[Box annotation data]
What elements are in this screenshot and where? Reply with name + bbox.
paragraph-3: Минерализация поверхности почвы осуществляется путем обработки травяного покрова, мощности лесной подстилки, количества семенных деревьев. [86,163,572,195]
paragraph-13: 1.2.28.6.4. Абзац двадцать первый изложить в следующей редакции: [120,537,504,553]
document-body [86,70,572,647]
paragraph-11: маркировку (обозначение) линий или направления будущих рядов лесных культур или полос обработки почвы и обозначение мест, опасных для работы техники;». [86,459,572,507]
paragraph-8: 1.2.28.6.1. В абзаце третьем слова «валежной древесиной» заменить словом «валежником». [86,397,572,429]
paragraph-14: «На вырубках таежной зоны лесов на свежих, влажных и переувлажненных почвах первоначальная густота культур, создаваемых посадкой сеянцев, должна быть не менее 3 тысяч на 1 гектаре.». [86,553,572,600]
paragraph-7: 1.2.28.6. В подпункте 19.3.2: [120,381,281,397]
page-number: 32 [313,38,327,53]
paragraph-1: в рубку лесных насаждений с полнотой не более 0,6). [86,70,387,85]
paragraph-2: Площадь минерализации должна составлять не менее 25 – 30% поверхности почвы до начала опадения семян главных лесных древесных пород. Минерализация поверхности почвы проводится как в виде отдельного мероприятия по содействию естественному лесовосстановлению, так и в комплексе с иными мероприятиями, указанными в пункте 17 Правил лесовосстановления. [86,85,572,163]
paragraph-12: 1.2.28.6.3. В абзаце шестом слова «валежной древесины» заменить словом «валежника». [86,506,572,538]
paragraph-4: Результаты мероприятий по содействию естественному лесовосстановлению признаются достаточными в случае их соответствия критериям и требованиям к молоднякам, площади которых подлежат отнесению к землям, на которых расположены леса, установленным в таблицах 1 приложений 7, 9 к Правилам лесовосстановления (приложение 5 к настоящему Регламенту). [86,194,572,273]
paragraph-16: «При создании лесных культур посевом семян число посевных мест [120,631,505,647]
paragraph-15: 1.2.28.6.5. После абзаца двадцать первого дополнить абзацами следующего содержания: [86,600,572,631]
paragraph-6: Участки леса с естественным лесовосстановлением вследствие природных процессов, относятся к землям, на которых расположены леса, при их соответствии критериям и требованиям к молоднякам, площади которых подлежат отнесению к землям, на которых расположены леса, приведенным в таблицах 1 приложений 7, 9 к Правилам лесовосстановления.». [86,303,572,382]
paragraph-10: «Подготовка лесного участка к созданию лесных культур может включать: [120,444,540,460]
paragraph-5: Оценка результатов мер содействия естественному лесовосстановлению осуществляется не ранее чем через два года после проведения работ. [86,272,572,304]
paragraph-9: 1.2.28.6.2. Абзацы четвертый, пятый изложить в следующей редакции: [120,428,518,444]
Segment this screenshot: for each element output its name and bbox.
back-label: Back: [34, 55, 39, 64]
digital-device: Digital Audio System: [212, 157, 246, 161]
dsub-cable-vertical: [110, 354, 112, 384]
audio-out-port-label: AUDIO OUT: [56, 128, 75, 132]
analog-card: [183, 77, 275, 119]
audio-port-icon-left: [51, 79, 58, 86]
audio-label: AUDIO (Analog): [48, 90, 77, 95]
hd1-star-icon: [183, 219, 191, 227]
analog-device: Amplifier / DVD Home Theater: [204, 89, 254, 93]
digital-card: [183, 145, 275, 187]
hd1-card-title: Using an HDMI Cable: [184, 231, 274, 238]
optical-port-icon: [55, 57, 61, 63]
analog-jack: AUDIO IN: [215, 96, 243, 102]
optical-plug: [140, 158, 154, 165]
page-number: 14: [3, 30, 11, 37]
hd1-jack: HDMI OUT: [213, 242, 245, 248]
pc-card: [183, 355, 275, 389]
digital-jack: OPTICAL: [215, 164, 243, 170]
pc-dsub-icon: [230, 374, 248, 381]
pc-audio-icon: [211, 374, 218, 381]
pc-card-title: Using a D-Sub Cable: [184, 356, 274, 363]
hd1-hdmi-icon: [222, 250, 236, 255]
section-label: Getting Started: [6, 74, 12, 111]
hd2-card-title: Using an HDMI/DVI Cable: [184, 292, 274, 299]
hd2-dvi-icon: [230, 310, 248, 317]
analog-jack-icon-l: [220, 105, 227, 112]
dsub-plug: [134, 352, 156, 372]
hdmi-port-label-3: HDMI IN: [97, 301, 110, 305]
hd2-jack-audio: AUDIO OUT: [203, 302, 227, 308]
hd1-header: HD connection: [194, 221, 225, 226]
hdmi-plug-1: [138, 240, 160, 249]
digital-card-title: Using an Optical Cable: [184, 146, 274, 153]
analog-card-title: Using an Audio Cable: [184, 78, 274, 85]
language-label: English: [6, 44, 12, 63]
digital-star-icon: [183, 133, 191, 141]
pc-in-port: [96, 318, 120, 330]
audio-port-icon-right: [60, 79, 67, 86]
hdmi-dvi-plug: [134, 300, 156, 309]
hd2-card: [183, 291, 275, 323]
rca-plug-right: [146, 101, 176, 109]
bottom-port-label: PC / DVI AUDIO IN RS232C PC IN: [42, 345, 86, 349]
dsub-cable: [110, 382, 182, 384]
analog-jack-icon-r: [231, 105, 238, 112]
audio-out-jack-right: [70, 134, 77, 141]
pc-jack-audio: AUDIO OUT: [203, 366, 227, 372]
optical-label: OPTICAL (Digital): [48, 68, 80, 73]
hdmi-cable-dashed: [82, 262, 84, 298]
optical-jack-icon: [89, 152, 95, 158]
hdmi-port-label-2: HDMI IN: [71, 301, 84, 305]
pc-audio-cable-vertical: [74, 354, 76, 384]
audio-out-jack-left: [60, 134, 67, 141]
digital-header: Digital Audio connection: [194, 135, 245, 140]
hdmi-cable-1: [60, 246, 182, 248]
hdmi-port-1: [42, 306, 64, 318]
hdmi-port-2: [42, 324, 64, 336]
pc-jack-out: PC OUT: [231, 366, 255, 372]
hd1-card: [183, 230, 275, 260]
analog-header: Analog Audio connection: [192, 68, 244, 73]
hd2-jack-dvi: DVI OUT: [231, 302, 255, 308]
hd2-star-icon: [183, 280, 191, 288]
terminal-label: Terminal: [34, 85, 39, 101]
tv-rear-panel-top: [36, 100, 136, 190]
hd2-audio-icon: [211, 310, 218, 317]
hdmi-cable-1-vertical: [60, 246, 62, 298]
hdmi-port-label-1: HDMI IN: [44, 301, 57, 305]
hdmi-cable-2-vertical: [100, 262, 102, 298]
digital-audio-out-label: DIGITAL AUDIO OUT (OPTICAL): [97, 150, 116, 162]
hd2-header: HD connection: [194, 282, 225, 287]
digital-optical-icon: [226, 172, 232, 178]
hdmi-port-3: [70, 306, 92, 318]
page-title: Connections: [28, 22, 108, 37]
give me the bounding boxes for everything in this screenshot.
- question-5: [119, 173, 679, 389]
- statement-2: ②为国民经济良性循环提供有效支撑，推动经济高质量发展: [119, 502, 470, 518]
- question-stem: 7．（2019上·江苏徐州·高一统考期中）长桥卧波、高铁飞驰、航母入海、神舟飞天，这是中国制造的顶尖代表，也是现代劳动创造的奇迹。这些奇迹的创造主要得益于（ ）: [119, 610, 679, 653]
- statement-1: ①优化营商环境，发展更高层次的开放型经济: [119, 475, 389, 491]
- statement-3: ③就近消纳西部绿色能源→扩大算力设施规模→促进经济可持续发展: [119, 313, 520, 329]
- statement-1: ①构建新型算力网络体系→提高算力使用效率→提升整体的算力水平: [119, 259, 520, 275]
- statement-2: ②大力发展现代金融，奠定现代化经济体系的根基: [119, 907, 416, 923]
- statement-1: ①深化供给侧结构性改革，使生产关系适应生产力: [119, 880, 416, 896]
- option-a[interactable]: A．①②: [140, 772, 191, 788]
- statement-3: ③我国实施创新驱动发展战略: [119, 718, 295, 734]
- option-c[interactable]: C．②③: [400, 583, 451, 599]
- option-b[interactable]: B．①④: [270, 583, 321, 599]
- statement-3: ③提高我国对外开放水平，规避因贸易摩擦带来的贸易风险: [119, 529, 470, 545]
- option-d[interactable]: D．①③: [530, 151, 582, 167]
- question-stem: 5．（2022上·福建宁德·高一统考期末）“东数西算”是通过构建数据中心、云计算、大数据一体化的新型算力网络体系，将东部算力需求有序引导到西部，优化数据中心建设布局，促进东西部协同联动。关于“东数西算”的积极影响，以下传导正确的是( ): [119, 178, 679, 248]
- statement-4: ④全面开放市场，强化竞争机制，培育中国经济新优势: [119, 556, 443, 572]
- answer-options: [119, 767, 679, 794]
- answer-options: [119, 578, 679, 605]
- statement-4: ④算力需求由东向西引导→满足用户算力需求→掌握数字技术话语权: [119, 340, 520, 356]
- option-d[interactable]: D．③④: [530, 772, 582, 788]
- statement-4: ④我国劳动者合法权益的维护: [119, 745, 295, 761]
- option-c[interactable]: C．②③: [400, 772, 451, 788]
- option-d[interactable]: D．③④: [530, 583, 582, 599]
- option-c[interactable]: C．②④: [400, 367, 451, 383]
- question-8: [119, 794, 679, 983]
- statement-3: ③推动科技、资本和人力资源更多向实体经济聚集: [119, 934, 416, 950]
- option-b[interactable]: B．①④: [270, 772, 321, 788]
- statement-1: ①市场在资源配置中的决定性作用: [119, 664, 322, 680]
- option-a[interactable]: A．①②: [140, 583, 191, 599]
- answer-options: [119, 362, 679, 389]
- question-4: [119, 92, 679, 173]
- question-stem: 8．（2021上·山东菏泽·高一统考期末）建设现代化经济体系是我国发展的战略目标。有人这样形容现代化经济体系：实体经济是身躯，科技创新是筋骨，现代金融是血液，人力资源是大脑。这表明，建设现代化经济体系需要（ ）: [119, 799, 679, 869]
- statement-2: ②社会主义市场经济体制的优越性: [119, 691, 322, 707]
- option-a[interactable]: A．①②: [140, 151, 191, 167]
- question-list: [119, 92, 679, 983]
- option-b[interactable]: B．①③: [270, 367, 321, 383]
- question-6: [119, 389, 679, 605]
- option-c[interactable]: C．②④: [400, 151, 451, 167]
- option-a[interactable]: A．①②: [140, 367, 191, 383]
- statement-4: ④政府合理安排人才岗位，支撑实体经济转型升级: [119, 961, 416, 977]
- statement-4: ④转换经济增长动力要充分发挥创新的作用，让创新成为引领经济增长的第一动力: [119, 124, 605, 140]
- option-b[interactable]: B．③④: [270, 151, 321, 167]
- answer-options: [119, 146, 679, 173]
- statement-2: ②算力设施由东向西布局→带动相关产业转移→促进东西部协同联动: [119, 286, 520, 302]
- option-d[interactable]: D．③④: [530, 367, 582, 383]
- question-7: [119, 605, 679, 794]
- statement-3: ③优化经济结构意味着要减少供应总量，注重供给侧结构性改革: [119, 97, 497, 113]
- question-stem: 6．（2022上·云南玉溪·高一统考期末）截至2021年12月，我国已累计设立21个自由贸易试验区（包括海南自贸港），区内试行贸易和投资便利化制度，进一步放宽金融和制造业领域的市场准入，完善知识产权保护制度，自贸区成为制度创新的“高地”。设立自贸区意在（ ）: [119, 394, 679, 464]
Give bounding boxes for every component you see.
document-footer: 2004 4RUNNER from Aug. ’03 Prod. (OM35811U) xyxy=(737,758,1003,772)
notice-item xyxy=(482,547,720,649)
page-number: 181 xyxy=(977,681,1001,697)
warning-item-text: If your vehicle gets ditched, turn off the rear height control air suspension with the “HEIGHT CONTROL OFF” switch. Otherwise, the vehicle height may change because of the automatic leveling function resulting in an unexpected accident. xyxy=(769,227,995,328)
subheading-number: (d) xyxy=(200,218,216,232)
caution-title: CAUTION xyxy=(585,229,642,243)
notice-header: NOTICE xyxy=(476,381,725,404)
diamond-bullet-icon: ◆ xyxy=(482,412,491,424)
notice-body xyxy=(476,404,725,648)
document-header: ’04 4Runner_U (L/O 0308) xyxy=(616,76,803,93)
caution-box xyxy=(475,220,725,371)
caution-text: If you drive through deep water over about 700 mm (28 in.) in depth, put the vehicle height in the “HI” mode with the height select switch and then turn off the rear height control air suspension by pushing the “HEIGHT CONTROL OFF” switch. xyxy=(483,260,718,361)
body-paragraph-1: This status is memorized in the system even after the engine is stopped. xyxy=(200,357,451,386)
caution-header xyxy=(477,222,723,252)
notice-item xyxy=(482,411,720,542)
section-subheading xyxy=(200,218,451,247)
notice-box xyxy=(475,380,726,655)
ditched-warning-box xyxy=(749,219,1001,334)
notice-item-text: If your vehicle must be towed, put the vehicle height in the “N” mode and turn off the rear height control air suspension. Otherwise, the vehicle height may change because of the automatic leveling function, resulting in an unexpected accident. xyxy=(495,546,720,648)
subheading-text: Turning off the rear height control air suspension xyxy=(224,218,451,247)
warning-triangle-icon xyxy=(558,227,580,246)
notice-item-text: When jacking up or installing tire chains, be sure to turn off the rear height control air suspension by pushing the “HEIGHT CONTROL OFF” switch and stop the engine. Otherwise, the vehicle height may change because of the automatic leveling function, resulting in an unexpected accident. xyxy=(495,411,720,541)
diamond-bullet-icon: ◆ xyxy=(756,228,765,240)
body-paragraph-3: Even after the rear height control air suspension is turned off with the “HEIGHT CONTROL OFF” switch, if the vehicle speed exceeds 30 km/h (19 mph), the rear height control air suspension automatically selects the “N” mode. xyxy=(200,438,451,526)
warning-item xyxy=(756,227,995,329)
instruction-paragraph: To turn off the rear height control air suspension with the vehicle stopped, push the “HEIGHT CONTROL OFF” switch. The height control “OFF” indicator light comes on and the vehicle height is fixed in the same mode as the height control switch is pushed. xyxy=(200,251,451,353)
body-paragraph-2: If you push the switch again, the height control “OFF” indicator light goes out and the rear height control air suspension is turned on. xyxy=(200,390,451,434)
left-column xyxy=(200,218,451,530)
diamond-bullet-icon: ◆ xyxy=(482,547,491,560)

● What you are asked to do: Please copy the listing word for word, beginning at its first line and ending with the line that contains "paragraph-3: Минерализация поверхности".

● Written response:
What elements are in this screenshot and where? Reply with name + bbox.
paragraph-3: Минерализация поверхности почвы осуществляется путем обработки травяного покрова, мощности лесной подстилки, количества семенных деревьев. [86,163,572,195]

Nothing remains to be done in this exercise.